"""

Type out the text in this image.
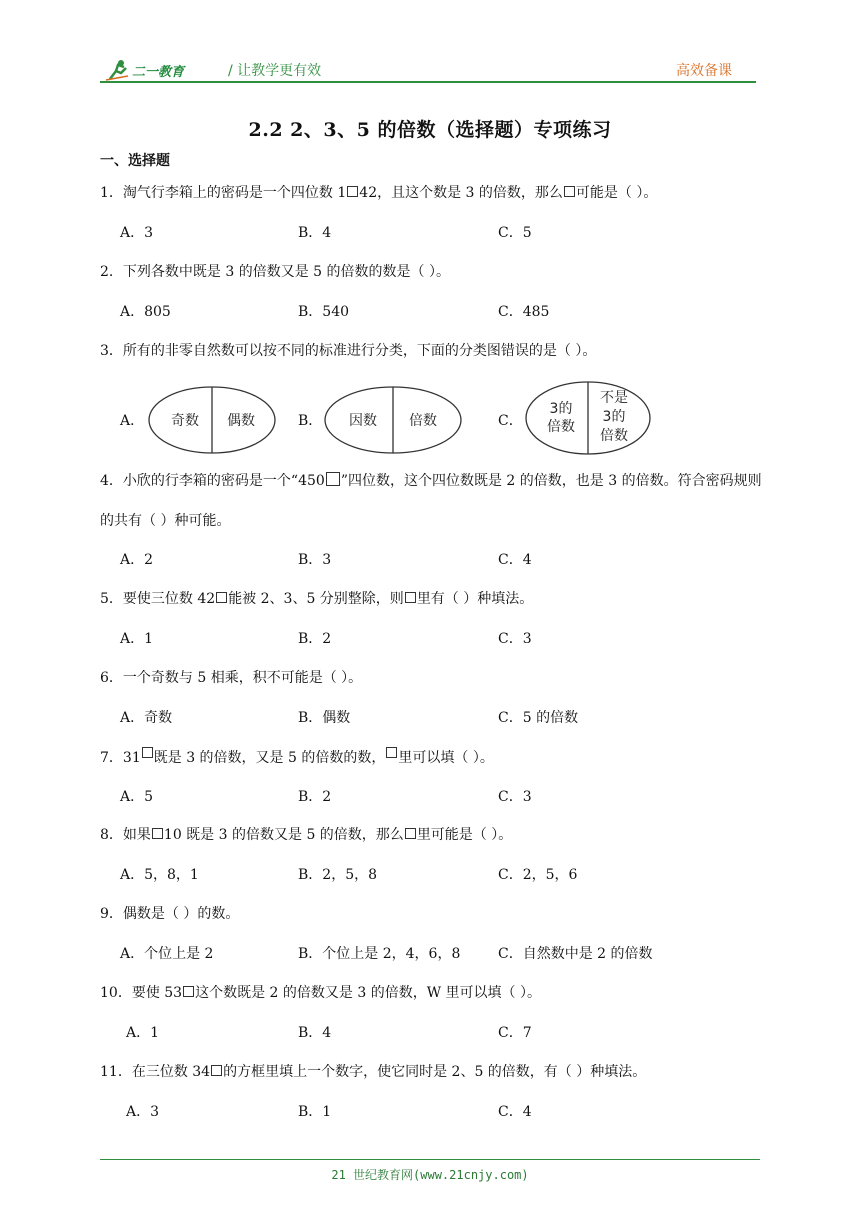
二一教育	/ 让教学更有效	高效备课
2.2 2、3、5 的倍数（选择题）专项练习
一、选择题
1．淘气行李箱上的密码是一个四位数 1 42，且这个数是 3 的倍数，那么 可能是（ ）。
A．3	B．4	C．5
2．下列各数中既是 3 的倍数又是 5 的倍数的数是（ ）。
A．805	B．540	C．485
3．所有的非零自然数可以按不同的标准进行分类，下面的分类图错误的是（ ）。
A． 奇数 偶数	B． 因数 倍数	C．
3的
倍数
不是
3的
倍数
4．小欣的行李箱的密码是一个“450 ”四位数，这个四位数既是 2 的倍数，也是 3 的倍数。符合密码规则的共有（ ）种可能。
A．2	B．3	C．4
5．要使三位数 42 能被 2、3、5 分别整除，则 里有（ ）种填法。
A．1	B．2	C．3
6．一个奇数与 5 相乘，积不可能是（ ）。
A．奇数	B．偶数	C．5 的倍数
7．31 既是 3 的倍数，又是 5 的倍数的数， 里可以填（ ）。
A．5	B．2	C．3
8．如果 10 既是 3 的倍数又是 5 的倍数，那么 里可能是（ ）。
A．5，8，1	B．2，5，8	C．2，5，6
9．偶数是（ ）的数。
A．个位上是 2	B．个位上是 2，4，6，8	C．自然数中是 2 的倍数
10．要使 53 这个数既是 2 的倍数又是 3 的倍数，W 里可以填（ ）。
A．1	B．4	C．7
11．在三位数 34 的方框里填上一个数字，使它同时是 2、5 的倍数，有（ ）种填法。
A．3	B．1	C．4
21 世纪教育网(www.21cnjy.com)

"""

> What this task involves
The pictures in the entries should be left out; output everything else exactly.

> Answer to the problem
Type out the text in this image.
二一教育	/ 让教学更有效	高效备课
2.2 2、3、5 的倍数（选择题）专项练习
一、选择题
1．淘气行李箱上的密码是一个四位数 1 42，且这个数是 3 的倍数，那么 可能是（ ）。
A．3	B．4	C．5
2．下列各数中既是 3 的倍数又是 5 的倍数的数是（ ）。
A．805	B．540	C．485
3．所有的非零自然数可以按不同的标准进行分类，下面的分类图错误的是（ ）。
A． 奇数 偶数	B． 因数 倍数	C．
3的
倍数
不是
3的
倍数
4．小欣的行李箱的密码是一个“450 ”四位数，这个四位数既是 2 的倍数，也是 3 的倍数。符合密码规则的共有（ ）种可能。
A．2	B．3	C．4
5．要使三位数 42 能被 2、3、5 分别整除，则 里有（ ）种填法。
A．1	B．2	C．3
6．一个奇数与 5 相乘，积不可能是（ ）。
A．奇数	B．偶数	C．5 的倍数
7．31 既是 3 的倍数，又是 5 的倍数的数， 里可以填（ ）。
A．5	B．2	C．3
8．如果 10 既是 3 的倍数又是 5 的倍数，那么 里可能是（ ）。
A．5，8，1	B．2，5，8	C．2，5，6
9．偶数是（ ）的数。
A．个位上是 2	B．个位上是 2，4，6，8	C．自然数中是 2 的倍数
10．要使 53 这个数既是 2 的倍数又是 3 的倍数，W 里可以填（ ）。
A．1	B．4	C．7
11．在三位数 34 的方框里填上一个数字，使它同时是 2、5 的倍数，有（ ）种填法。
A．3	B．1	C．4
21 世纪教育网(www.21cnjy.com)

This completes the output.